##### Stored data #####

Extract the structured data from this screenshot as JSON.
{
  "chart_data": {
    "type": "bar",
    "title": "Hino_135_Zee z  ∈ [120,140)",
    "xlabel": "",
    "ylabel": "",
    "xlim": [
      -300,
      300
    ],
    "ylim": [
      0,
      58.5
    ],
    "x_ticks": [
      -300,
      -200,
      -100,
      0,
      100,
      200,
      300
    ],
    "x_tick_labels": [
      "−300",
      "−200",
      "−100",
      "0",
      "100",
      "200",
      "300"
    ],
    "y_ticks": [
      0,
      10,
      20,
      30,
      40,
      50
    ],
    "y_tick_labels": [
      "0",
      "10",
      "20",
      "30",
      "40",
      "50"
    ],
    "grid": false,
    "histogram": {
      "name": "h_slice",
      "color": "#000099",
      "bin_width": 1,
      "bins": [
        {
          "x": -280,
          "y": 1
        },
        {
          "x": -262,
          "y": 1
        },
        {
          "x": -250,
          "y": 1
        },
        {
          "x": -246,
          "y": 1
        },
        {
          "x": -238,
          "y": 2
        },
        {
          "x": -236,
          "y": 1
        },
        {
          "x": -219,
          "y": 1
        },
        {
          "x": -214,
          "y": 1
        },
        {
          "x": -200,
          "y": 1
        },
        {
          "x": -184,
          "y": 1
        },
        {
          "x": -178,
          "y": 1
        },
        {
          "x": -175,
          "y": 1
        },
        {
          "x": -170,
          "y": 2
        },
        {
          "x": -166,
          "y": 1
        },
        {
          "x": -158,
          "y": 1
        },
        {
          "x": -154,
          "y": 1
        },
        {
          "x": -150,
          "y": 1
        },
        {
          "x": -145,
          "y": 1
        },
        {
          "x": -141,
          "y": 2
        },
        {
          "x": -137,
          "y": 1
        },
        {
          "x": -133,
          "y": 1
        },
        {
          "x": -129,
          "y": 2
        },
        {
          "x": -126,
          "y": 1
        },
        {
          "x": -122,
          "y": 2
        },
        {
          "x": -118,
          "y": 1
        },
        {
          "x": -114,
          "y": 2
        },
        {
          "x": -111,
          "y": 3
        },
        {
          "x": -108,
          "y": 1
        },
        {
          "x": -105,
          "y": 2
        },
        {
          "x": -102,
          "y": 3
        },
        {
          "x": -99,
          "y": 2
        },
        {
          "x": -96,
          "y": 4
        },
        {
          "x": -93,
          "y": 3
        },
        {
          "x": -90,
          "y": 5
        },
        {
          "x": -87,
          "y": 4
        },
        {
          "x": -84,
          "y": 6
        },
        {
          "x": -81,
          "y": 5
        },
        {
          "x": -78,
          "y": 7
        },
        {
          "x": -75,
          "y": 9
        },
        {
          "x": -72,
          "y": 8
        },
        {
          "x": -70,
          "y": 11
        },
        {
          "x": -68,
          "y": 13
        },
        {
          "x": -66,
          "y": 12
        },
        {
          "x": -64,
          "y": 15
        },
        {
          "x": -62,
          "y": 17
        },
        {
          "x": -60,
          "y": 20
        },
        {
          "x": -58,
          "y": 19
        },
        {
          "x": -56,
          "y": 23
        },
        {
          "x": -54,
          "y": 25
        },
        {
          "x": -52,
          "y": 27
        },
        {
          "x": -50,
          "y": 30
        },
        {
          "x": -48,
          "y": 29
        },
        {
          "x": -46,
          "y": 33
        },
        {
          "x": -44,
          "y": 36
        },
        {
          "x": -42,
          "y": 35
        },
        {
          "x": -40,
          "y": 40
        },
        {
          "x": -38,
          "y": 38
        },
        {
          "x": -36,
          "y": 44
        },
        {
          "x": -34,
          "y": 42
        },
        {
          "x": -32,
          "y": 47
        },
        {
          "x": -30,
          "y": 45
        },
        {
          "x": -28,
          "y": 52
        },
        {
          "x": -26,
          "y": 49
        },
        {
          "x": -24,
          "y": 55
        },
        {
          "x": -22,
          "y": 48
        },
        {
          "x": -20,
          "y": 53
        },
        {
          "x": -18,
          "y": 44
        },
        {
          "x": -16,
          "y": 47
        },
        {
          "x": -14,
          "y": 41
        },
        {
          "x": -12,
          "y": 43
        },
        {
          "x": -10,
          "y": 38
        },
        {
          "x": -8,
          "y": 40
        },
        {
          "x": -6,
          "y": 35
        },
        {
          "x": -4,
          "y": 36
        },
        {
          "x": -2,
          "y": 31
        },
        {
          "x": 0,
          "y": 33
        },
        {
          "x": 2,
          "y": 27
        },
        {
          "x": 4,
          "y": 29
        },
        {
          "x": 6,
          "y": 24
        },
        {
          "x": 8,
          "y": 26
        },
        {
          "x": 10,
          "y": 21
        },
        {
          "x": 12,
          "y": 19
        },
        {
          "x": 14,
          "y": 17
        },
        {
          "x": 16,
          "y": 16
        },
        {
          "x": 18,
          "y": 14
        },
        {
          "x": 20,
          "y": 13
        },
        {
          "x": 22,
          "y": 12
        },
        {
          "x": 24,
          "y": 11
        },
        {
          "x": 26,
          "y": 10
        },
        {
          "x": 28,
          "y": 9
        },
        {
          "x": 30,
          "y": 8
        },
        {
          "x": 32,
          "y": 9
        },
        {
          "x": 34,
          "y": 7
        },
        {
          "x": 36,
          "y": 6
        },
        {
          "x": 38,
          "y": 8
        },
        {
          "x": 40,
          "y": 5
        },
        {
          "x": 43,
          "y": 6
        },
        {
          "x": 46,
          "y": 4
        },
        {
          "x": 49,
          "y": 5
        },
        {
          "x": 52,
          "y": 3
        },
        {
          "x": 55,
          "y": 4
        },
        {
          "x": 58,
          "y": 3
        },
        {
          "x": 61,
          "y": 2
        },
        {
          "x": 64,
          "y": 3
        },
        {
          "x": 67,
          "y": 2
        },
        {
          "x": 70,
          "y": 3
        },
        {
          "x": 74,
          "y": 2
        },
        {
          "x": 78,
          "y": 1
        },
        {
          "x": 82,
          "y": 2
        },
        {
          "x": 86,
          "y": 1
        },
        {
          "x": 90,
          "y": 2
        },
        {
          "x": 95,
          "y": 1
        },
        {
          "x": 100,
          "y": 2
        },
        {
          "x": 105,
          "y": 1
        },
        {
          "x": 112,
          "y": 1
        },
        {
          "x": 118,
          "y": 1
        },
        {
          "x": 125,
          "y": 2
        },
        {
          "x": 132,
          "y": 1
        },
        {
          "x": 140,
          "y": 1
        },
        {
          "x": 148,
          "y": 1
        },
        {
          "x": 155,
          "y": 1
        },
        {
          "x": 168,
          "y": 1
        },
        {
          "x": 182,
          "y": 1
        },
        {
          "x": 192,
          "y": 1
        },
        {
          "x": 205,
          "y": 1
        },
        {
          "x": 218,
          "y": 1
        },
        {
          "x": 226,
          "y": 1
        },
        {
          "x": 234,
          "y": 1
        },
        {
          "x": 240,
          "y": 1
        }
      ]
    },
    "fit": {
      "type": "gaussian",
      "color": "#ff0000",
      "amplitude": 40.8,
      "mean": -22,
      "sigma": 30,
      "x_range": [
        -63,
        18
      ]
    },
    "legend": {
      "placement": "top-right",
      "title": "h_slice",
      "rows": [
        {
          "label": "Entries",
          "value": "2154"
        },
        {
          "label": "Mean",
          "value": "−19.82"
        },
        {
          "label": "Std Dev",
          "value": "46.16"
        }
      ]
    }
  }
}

#####

Retype every record above exactly as written.

> Final result:
Extract the structured data from this screenshot as JSON.
{
  "chart_data": {
    "type": "bar",
    "title": "Hino_135_Zee z  ∈ [120,140)",
    "xlabel": "",
    "ylabel": "",
    "xlim": [
      -300,
      300
    ],
    "ylim": [
      0,
      58.5
    ],
    "x_ticks": [
      -300,
      -200,
      -100,
      0,
      100,
      200,
      300
    ],
    "x_tick_labels": [
      "−300",
      "−200",
      "−100",
      "0",
      "100",
      "200",
      "300"
    ],
    "y_ticks": [
      0,
      10,
      20,
      30,
      40,
      50
    ],
    "y_tick_labels": [
      "0",
      "10",
      "20",
      "30",
      "40",
      "50"
    ],
    "grid": false,
    "histogram": {
      "name": "h_slice",
      "color": "#000099",
      "bin_width": 1,
      "bins": [
        {
          "x": -280,
          "y": 1
        },
        {
          "x": -262,
          "y": 1
        },
        {
          "x": -250,
          "y": 1
        },
        {
          "x": -246,
          "y": 1
        },
        {
          "x": -238,
          "y": 2
        },
        {
          "x": -236,
          "y": 1
        },
        {
          "x": -219,
          "y": 1
        },
        {
          "x": -214,
          "y": 1
        },
        {
          "x": -200,
          "y": 1
        },
        {
          "x": -184,
          "y": 1
        },
        {
          "x": -178,
          "y": 1
        },
        {
          "x": -175,
          "y": 1
        },
        {
          "x": -170,
          "y": 2
        },
        {
          "x": -166,
          "y": 1
        },
        {
          "x": -158,
          "y": 1
        },
        {
          "x": -154,
          "y": 1
        },
        {
          "x": -150,
          "y": 1
        },
        {
          "x": -145,
          "y": 1
        },
        {
          "x": -141,
          "y": 2
        },
        {
          "x": -137,
          "y": 1
        },
        {
          "x": -133,
          "y": 1
        },
        {
          "x": -129,
          "y": 2
        },
        {
          "x": -126,
          "y": 1
        },
        {
          "x": -122,
          "y": 2
        },
        {
          "x": -118,
          "y": 1
        },
        {
          "x": -114,
          "y": 2
        },
        {
          "x": -111,
          "y": 3
        },
        {
          "x": -108,
          "y": 1
        },
        {
          "x": -105,
          "y": 2
        },
        {
          "x": -102,
          "y": 3
        },
        {
          "x": -99,
          "y": 2
        },
        {
          "x": -96,
          "y": 4
        },
        {
          "x": -93,
          "y": 3
        },
        {
          "x": -90,
          "y": 5
        },
        {
          "x": -87,
          "y": 4
        },
        {
          "x": -84,
          "y": 6
        },
        {
          "x": -81,
          "y": 5
        },
        {
          "x": -78,
          "y": 7
        },
        {
          "x": -75,
          "y": 9
        },
        {
          "x": -72,
          "y": 8
        },
        {
          "x": -70,
          "y": 11
        },
        {
          "x": -68,
          "y": 13
        },
        {
          "x": -66,
          "y": 12
        },
        {
          "x": -64,
          "y": 15
        },
        {
          "x": -62,
          "y": 17
        },
        {
          "x": -60,
          "y": 20
        },
        {
          "x": -58,
          "y": 19
        },
        {
          "x": -56,
          "y": 23
        },
        {
          "x": -54,
          "y": 25
        },
        {
          "x": -52,
          "y": 27
        },
        {
          "x": -50,
          "y": 30
        },
        {
          "x": -48,
          "y": 29
        },
        {
          "x": -46,
          "y": 33
        },
        {
          "x": -44,
          "y": 36
        },
        {
          "x": -42,
          "y": 35
        },
        {
          "x": -40,
          "y": 40
        },
        {
          "x": -38,
          "y": 38
        },
        {
          "x": -36,
          "y": 44
        },
        {
          "x": -34,
          "y": 42
        },
        {
          "x": -32,
          "y": 47
        },
        {
          "x": -30,
          "y": 45
        },
        {
          "x": -28,
          "y": 52
        },
        {
          "x": -26,
          "y": 49
        },
        {
          "x": -24,
          "y": 55
        },
        {
          "x": -22,
          "y": 48
        },
        {
          "x": -20,
          "y": 53
        },
        {
          "x": -18,
          "y": 44
        },
        {
          "x": -16,
          "y": 47
        },
        {
          "x": -14,
          "y": 41
        },
        {
          "x": -12,
          "y": 43
        },
        {
          "x": -10,
          "y": 38
        },
        {
          "x": -8,
          "y": 40
        },
        {
          "x": -6,
          "y": 35
        },
        {
          "x": -4,
          "y": 36
        },
        {
          "x": -2,
          "y": 31
        },
        {
          "x": 0,
          "y": 33
        },
        {
          "x": 2,
          "y": 27
        },
        {
          "x": 4,
          "y": 29
        },
        {
          "x": 6,
          "y": 24
        },
        {
          "x": 8,
          "y": 26
        },
        {
          "x": 10,
          "y": 21
        },
        {
          "x": 12,
          "y": 19
        },
        {
          "x": 14,
          "y": 17
        },
        {
          "x": 16,
          "y": 16
        },
        {
          "x": 18,
          "y": 14
        },
        {
          "x": 20,
          "y": 13
        },
        {
          "x": 22,
          "y": 12
        },
        {
          "x": 24,
          "y": 11
        },
        {
          "x": 26,
          "y": 10
        },
        {
          "x": 28,
          "y": 9
        },
        {
          "x": 30,
          "y": 8
        },
        {
          "x": 32,
          "y": 9
        },
        {
          "x": 34,
          "y": 7
        },
        {
          "x": 36,
          "y": 6
        },
        {
          "x": 38,
          "y": 8
        },
        {
          "x": 40,
          "y": 5
        },
        {
          "x": 43,
          "y": 6
        },
        {
          "x": 46,
          "y": 4
        },
        {
          "x": 49,
          "y": 5
        },
        {
          "x": 52,
          "y": 3
        },
        {
          "x": 55,
          "y": 4
        },
        {
          "x": 58,
          "y": 3
        },
        {
          "x": 61,
          "y": 2
        },
        {
          "x": 64,
          "y": 3
        },
        {
          "x": 67,
          "y": 2
        },
        {
          "x": 70,
          "y": 3
        },
        {
          "x": 74,
          "y": 2
        },
        {
          "x": 78,
          "y": 1
        },
        {
          "x": 82,
          "y": 2
        },
        {
          "x": 86,
          "y": 1
        },
        {
          "x": 90,
          "y": 2
        },
        {
          "x": 95,
          "y": 1
        },
        {
          "x": 100,
          "y": 2
        },
        {
          "x": 105,
          "y": 1
        },
        {
          "x": 112,
          "y": 1
        },
        {
          "x": 118,
          "y": 1
        },
        {
          "x": 125,
          "y": 2
        },
        {
          "x": 132,
          "y": 1
        },
        {
          "x": 140,
          "y": 1
        },
        {
          "x": 148,
          "y": 1
        },
        {
          "x": 155,
          "y": 1
        },
        {
          "x": 168,
          "y": 1
        },
        {
          "x": 182,
          "y": 1
        },
        {
          "x": 192,
          "y": 1
        },
        {
          "x": 205,
          "y": 1
        },
        {
          "x": 218,
          "y": 1
        },
        {
          "x": 226,
          "y": 1
        },
        {
          "x": 234,
          "y": 1
        },
        {
          "x": 240,
          "y": 1
        }
      ]
    },
    "fit": {
      "type": "gaussian",
      "color": "#ff0000",
      "amplitude": 40.8,
      "mean": -22,
      "sigma": 30,
      "x_range": [
        -63,
        18
      ]
    },
    "legend": {
      "placement": "top-right",
      "title": "h_slice",
      "rows": [
        {
          "label": "Entries",
          "value": "2154"
        },
        {
          "label": "Mean",
          "value": "−19.82"
        },
        {
          "label": "Std Dev",
          "value": "46.16"
        }
      ]
    }
  }
}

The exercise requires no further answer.